§ SUPPLIED TEXT
====

Lawmakers Pursue Treasury’s Legal Basis for Obamacare Delays
Republican critics of President Obama’s landmark health care law have been vocal in their accusations that the Treasury Department’s decision to delay for a year the implementation of a key provision of Obamacare may be illegal.
Commentators in such publications as National Review and The American Spectator used the issue to call Obama “the lawless president.”
On Thursday, House Energy and Commerce Committee Chairman Fred Upton, R-Mich., joined with three colleagues in demanding that Treasury Secretary Jack Lew hand over memoranda used in making the decision to delay the law’s so-called employer mandate requiring businesses of a certain size to supply health insurance to employees.
On July 2, Treasury made a quiet announcement that it was delaying the provision because additional guidance is needed for employers to comply with certain reporting requirements. The delay was politically explosive because several agencies -- chiefly the Health and Human Services Department and the Internal Revenue Service -- are racing the clock to prepare state-based health insurance exchanges to begin patient enrollment, which will be considered a key test of the law’s viability.
At the same time, Republican opponents of the law have voted multiple times in the House to repeal it and, that having failed, are threatening to shut down the government this fall if Obamacare is not defunded.
Two weeks after Treasury’s revelation of the delay, Upton took to the House floor: “As Americans were gathering with loved ones to celebrate our nation’s independence … a Treasury Department bureaucrat quietly posted a blog detailing a major policy shift in the administration’s signature health law -- the delay of the employer mandate. While it appeared to be a sudden turnabout, today we learned the administration had made the decision in June and that it was considered in a very careful way for a while,” he said.

====

§ RECORDED INFORMATION
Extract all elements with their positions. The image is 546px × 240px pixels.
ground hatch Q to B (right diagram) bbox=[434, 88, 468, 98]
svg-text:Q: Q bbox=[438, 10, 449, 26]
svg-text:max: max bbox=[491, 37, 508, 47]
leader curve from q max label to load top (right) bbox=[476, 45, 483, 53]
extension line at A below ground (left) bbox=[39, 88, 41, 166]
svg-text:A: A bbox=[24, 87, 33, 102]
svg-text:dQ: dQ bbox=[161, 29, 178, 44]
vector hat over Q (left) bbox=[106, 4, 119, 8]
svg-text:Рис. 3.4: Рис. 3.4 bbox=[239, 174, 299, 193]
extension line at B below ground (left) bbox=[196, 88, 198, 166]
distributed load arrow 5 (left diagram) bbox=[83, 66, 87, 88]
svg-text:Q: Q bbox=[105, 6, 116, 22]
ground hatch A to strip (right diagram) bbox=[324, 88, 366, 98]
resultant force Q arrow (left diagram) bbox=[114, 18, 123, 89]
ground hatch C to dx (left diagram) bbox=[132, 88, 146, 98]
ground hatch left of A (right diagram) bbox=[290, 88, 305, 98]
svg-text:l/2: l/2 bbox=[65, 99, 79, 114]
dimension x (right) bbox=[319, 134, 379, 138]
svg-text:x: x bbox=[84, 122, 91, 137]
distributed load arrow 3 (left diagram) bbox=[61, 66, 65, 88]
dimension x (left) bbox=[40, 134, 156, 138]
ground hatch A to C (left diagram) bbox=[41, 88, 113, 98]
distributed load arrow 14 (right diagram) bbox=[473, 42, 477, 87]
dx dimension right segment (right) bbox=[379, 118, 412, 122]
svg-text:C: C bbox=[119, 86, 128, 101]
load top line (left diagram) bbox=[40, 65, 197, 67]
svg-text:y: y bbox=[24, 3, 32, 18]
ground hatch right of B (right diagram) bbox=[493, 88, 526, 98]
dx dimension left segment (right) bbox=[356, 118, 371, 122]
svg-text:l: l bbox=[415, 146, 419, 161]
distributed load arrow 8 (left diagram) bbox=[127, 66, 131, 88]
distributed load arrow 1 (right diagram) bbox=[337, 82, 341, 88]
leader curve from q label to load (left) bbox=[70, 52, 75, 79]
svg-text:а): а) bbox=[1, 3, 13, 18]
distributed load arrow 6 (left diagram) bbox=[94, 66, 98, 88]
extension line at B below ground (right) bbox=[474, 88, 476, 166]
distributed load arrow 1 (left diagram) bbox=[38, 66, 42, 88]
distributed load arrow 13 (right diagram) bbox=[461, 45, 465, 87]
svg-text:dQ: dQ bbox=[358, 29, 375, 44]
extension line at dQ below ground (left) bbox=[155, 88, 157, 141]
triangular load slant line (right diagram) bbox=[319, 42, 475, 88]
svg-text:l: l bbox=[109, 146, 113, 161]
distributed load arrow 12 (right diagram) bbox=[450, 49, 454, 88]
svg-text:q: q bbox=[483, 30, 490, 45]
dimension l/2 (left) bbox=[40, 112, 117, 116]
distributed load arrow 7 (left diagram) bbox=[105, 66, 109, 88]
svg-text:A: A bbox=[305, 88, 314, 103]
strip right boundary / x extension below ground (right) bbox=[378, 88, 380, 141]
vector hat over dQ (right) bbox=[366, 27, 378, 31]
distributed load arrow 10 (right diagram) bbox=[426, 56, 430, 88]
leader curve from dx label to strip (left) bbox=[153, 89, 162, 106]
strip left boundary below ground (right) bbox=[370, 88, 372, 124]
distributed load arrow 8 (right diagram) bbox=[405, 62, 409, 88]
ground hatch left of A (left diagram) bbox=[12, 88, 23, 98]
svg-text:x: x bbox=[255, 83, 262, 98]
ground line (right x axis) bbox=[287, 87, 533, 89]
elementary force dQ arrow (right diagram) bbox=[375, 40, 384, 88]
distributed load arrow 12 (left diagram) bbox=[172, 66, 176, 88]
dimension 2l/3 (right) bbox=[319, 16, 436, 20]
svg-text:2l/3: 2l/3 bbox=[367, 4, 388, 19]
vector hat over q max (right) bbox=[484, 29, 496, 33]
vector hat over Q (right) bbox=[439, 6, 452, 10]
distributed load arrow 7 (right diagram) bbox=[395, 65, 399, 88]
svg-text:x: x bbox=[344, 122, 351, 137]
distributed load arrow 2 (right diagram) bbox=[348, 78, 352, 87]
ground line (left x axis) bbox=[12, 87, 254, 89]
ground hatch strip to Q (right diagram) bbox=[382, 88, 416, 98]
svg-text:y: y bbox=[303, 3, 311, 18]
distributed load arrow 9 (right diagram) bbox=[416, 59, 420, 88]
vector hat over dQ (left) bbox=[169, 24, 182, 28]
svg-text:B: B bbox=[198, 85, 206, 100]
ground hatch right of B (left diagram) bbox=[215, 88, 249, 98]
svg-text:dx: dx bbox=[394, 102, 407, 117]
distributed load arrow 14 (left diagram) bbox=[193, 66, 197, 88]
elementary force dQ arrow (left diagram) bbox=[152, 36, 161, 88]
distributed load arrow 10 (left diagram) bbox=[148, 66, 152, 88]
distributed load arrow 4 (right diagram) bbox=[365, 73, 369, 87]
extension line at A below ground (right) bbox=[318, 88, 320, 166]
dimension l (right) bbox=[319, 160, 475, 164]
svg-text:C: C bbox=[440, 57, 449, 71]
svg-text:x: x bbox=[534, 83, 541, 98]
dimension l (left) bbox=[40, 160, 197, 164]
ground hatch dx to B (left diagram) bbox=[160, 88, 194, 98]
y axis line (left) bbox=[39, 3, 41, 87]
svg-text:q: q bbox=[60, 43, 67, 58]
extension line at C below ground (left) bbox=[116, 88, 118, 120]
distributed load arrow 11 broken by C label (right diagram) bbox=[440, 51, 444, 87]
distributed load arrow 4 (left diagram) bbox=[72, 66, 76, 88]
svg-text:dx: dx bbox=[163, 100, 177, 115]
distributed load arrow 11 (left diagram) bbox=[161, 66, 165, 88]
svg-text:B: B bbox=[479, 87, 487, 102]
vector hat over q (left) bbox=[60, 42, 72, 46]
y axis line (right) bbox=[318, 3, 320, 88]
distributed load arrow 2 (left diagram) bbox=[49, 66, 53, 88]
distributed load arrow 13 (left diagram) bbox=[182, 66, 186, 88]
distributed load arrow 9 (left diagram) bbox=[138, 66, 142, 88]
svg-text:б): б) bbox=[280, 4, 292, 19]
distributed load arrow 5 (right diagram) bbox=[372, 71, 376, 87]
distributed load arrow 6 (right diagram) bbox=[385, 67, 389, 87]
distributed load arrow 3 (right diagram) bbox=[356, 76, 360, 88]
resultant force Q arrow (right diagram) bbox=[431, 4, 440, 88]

====

§ BRIEF A
In the article on the Obamacare delays, on what date did Treasury announce that it was delaying the employer mandate?
§ BRIEF B
Revise the stretch of the Obamacare delays article from "On Thursday, House" through "the law’s viability.", putting "documents" in place of "memoranda".

§ EXERCISE RESULT A
July 2

§ EXERCISE RESULT B
On Thursday, House Energy and Commerce Committee Chairman Fred Upton, R-Mich., joined with three colleagues in demanding that Treasury Secretary Jack Lew hand over documents used in making the decision to delay the law’s so-called employer mandate requiring businesses of a certain size to supply health insurance to employees.
On July 2, Treasury made a quiet announcement that it was delaying the provision because additional guidance is needed for employers to comply with certain reporting requirements. The delay was politically explosive because several agencies -- chiefly the Health and Human Services Department and the Internal Revenue Service -- are racing the clock to prepare state-based health insurance exchanges to begin patient enrollment, which will be considered a key test of the law’s viability.